* STATED PROBLEM 1 *
Render the rows below as a Markdown table with two columns, "No." for the row number and "Content" for the row itself, leaving out any blank lines. Start at the first row and stop after the row that contains "x-tick-label: 增補後: [359, 358, 402, 374]".

* DOCUMENT SEGMENT *
....

The AN/PVS-17 Miniature Night Sight (MNS) is a compact, lightweight and high performance night vision weapon sight in wide use by the United States Special Forces and United States Marine Corps (USMC).  The AN/PVS-17 is a Generation III Night Vision Device and uses the OMNI IV MX 10160 3rd generation image intensifier tube and can also be used as a handheld observation device.  The designation AN/PVS translates to Army/Navy Portable Visual Search, according to Joint Electronics Type Designation System guidelines.

According to the Armed Forces History Museum, the PVS-17 intensifies images for night vision sight and fits easily on a variety of weapons.  The PVS-17 operates submerged in depths up to 66 ft.

Variants 
There are generally 2 variants of AN/PVS 17s; the A/B variant and the C variant.  In general, the 17A/B is intended to be mounted on rifles like the M16/M4, and the 17C is mounted on support weapons like 5.56mm M249 Squad Automatic Weapons (SAW) and 7.62mm M240B/G General Purpose Machine Guns.

....

* GIVEN INFORMATION *
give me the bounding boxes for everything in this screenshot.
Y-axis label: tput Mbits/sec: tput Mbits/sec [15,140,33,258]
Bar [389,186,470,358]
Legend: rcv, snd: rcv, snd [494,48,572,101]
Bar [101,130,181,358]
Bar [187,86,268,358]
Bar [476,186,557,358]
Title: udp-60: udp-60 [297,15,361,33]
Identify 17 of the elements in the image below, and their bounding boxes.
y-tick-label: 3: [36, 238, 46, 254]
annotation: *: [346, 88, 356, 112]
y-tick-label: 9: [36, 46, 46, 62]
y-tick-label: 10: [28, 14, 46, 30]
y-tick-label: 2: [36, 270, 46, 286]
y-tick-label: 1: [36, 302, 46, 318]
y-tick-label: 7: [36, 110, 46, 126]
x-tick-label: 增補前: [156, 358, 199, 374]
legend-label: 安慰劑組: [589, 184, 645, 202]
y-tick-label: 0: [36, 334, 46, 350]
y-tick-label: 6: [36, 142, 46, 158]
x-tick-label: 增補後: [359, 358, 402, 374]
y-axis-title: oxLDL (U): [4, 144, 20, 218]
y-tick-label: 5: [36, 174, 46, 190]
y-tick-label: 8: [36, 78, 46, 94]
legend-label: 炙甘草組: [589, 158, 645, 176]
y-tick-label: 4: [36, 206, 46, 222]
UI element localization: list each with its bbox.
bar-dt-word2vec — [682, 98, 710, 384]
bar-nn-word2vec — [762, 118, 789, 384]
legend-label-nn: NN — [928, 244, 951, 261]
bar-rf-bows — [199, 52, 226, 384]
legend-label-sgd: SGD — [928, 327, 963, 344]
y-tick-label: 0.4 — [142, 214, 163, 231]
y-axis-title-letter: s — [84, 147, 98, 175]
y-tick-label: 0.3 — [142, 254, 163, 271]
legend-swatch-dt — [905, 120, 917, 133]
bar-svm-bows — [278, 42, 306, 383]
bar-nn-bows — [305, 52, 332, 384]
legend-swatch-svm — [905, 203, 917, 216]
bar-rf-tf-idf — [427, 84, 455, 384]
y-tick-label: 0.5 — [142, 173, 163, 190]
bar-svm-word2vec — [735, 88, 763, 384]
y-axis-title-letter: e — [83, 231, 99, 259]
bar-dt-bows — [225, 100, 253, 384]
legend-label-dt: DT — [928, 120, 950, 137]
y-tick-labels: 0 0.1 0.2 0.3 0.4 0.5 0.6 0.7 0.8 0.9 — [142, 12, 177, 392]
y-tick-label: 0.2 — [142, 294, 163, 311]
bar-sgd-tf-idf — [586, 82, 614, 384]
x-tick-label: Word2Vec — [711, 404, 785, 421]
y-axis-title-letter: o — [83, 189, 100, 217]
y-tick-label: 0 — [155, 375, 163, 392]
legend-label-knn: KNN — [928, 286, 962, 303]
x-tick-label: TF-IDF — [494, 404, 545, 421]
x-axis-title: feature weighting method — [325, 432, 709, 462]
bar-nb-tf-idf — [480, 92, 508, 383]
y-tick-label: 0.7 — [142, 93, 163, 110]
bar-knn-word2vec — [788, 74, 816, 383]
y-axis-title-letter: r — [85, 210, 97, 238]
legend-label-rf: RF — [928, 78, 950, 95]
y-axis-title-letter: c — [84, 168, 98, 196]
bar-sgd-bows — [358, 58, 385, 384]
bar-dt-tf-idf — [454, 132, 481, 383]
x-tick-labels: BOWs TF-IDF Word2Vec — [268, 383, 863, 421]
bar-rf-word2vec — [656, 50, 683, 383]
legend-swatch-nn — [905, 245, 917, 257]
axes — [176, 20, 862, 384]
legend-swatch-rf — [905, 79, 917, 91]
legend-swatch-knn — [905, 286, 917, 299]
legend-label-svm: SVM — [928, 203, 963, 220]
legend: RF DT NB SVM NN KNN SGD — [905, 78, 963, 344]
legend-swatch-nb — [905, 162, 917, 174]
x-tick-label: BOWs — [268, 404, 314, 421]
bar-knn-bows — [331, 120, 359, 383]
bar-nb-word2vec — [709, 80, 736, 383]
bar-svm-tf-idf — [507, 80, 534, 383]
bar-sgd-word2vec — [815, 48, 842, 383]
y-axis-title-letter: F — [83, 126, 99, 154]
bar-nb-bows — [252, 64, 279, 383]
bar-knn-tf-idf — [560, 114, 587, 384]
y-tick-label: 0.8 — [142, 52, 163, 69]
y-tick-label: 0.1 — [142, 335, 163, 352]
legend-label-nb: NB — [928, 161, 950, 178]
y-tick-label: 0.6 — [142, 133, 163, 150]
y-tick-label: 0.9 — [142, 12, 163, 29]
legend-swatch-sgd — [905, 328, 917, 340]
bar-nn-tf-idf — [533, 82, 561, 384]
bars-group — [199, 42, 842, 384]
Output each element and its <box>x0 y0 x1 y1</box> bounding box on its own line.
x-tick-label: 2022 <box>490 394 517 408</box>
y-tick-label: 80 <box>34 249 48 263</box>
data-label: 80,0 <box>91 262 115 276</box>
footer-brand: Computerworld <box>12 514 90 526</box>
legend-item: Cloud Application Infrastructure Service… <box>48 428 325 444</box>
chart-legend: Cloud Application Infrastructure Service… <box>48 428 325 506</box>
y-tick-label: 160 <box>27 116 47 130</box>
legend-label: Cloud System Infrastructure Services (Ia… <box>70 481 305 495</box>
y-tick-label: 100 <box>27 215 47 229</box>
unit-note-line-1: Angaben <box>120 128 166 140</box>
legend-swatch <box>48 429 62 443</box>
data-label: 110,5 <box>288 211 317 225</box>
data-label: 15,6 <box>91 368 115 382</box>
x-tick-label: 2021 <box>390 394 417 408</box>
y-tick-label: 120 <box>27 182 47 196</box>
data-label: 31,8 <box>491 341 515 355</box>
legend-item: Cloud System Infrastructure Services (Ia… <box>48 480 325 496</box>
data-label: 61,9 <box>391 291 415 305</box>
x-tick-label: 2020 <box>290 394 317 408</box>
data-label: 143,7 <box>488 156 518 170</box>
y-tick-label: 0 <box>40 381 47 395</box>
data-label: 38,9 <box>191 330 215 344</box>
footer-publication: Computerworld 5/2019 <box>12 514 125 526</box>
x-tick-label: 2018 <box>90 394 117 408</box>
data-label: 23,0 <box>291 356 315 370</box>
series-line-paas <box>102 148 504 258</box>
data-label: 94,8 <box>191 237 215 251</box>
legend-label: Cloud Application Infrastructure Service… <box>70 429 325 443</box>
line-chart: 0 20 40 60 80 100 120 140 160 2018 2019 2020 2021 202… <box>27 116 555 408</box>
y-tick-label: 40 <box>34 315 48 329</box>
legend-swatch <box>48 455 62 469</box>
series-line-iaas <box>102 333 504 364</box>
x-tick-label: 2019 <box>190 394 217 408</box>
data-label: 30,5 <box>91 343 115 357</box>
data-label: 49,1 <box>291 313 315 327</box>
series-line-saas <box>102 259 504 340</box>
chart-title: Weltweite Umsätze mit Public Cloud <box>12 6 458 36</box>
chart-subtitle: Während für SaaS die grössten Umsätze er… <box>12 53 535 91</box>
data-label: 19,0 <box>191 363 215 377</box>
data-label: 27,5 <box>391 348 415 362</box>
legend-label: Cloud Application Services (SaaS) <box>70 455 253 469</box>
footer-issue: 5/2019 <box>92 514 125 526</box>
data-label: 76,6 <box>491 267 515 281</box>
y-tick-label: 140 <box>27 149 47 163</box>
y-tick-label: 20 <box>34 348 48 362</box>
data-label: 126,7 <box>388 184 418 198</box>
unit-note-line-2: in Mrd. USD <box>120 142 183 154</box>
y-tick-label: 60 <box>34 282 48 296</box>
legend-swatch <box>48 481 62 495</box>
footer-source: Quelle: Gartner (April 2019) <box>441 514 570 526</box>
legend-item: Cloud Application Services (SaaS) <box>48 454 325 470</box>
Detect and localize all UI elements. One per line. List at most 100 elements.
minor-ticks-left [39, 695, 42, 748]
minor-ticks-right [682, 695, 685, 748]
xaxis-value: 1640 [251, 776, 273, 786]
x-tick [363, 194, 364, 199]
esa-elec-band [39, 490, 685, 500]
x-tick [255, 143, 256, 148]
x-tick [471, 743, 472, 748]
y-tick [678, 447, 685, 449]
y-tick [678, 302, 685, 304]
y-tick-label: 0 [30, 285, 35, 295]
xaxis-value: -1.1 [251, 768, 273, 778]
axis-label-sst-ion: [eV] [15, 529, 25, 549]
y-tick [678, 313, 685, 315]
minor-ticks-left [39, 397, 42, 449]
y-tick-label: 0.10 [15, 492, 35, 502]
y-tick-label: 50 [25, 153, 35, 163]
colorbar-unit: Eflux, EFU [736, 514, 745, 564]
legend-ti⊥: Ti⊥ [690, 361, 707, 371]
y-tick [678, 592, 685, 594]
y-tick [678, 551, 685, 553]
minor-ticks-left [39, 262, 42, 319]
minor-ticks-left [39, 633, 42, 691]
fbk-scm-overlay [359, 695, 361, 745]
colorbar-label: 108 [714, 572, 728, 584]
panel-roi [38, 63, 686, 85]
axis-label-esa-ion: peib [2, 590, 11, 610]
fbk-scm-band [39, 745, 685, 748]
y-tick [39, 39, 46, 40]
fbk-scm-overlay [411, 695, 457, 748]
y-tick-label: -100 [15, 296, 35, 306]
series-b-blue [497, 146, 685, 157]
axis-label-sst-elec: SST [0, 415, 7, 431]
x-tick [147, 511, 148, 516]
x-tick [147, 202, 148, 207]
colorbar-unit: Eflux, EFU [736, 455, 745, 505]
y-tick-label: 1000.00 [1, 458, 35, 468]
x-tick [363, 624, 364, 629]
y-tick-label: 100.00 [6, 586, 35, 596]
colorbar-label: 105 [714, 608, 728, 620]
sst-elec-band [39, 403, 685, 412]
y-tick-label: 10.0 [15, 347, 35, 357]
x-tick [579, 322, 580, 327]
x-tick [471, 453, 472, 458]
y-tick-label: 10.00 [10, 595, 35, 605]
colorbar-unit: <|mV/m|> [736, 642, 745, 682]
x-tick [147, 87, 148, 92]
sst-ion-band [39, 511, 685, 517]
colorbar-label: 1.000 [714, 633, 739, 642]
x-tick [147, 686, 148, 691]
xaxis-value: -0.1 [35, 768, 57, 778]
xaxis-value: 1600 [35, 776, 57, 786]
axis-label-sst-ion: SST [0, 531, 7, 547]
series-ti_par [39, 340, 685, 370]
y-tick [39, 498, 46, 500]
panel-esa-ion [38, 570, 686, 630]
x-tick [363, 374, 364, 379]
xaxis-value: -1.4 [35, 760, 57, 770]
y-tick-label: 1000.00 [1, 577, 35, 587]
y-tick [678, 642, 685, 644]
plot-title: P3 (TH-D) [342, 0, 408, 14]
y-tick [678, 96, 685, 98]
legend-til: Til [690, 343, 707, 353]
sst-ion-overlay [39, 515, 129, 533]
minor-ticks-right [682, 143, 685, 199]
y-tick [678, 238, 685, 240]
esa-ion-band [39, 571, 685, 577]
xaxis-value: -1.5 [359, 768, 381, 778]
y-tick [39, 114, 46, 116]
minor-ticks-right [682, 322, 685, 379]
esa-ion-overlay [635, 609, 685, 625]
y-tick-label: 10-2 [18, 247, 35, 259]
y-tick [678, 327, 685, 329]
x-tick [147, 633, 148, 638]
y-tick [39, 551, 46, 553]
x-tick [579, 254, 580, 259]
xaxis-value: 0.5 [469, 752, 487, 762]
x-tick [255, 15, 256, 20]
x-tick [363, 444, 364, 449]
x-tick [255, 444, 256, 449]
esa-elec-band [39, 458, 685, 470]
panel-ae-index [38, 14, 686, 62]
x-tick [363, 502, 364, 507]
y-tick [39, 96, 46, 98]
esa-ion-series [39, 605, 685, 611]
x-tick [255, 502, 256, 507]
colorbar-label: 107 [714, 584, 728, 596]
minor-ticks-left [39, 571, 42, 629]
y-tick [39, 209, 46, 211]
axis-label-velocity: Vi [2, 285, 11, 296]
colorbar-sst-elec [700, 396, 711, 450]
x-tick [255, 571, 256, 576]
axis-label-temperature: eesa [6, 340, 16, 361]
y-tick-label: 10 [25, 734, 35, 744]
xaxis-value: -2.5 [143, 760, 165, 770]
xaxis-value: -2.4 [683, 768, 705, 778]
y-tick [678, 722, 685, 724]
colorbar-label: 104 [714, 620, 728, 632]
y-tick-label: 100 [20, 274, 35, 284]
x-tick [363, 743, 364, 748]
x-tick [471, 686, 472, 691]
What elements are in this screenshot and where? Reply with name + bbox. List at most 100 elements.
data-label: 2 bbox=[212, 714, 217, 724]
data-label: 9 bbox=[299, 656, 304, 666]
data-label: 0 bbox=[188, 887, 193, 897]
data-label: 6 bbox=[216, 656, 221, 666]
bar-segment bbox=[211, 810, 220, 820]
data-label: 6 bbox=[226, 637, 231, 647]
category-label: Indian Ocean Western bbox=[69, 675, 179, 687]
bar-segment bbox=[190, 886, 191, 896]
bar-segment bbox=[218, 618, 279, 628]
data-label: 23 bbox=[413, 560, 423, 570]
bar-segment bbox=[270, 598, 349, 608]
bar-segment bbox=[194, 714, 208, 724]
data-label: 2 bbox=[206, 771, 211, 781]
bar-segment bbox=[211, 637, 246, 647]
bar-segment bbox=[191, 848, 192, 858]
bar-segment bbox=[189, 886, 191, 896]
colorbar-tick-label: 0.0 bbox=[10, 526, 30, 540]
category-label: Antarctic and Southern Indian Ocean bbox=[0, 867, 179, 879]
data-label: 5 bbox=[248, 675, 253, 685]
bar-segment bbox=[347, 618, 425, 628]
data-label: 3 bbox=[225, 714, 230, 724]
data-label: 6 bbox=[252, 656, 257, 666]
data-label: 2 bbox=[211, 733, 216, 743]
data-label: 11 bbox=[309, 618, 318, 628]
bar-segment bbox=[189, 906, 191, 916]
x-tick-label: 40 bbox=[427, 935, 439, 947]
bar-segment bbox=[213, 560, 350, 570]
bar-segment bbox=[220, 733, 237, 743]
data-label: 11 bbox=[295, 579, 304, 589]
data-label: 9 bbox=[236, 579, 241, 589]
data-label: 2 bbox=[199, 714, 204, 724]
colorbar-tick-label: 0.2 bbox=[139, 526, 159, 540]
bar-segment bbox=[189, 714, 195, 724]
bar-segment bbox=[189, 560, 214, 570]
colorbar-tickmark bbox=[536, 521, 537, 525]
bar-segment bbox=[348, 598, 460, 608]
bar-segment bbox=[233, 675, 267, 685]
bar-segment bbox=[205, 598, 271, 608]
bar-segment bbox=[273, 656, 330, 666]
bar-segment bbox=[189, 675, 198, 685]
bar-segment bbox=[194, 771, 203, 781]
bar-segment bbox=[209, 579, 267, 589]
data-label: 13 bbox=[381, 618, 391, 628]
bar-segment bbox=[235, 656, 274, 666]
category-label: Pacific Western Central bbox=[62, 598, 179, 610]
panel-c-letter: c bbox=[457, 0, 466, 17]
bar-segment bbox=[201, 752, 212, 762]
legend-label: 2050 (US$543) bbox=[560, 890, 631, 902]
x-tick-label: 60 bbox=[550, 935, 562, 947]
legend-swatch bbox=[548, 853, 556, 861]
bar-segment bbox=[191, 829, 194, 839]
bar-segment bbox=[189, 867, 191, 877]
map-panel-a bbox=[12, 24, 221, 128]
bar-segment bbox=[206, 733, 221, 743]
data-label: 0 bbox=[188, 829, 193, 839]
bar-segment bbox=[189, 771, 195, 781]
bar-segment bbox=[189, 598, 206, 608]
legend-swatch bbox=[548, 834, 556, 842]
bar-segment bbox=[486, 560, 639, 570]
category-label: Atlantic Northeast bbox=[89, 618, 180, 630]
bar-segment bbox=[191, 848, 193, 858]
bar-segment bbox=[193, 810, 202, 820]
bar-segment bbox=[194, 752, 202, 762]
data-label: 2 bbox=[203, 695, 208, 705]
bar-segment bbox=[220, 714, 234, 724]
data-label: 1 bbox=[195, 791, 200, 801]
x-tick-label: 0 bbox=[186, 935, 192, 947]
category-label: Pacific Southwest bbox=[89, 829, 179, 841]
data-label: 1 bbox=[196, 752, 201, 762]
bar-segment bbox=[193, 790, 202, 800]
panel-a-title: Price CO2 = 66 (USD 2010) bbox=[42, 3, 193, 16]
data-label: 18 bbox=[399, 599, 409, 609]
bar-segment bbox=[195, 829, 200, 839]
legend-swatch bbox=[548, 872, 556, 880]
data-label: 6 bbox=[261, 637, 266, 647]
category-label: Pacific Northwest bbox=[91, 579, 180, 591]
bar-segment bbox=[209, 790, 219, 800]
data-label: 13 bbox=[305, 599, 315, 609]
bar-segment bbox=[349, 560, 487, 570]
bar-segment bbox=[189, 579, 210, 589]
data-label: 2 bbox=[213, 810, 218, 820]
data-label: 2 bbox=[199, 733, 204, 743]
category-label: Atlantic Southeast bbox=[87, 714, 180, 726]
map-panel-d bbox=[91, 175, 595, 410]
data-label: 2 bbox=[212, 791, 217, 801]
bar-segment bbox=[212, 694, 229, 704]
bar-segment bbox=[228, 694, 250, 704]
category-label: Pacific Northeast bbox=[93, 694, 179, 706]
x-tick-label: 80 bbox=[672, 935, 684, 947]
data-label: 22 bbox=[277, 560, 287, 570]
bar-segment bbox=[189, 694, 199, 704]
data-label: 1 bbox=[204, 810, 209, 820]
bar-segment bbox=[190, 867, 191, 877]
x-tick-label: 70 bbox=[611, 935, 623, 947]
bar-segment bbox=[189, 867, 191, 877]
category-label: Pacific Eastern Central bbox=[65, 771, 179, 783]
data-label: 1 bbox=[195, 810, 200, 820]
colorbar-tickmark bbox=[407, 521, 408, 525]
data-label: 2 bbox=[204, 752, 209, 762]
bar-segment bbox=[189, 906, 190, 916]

....

* STATED PROBLEM 2 *
According to the night sight text, to what depth can the PVS-17 operate submerged?

* TASK OUTPUT 1 *
| No. | Content |
|---|---|
| 1 | give me the bounding boxes for everything in this screenshot. |
| 2 | Y-axis label: tput Mbits/sec: tput Mbits/sec [15,140,33,258] |
| 3 | Bar [389,186,470,358] |
| 4 | Legend: rcv, snd: rcv, snd [494,48,572,101] |
| 5 | Bar [101,130,181,358] |
| 6 | Bar [187,86,268,358] |
| 7 | Bar [476,186,557,358] |
| 8 | Title: udp-60: udp-60 [297,15,361,33] |
| 9 | Identify 17 of the elements in the image below, and their bounding boxes. |
| 10 | y-tick-label: 3: [36, 238, 46, 254] |
| 11 | annotation: *: [346, 88, 356, 112] |
| 12 | y-tick-label: 9: [36, 46, 46, 62] |
| 13 | y-tick-label: 10: [28, 14, 46, 30] |
| 14 | y-tick-label: 2: [36, 270, 46, 286] |
| 15 | y-tick-label: 1: [36, 302, 46, 318] |
| 16 | y-tick-label: 7: [36, 110, 46, 126] |
| 17 | x-tick-label: 增補前: [156, 358, 199, 374] |
| 18 | legend-label: 安慰劑組: [589, 184, 645, 202] |
| 19 | y-tick-label: 0: [36, 334, 46, 350] |
| 20 | y-tick-label: 6: [36, 142, 46, 158] |
| 21 | x-tick-label: 增補後: [359, 358, 402, 374] |

* TASK OUTPUT 2 *
Up to 66 ft.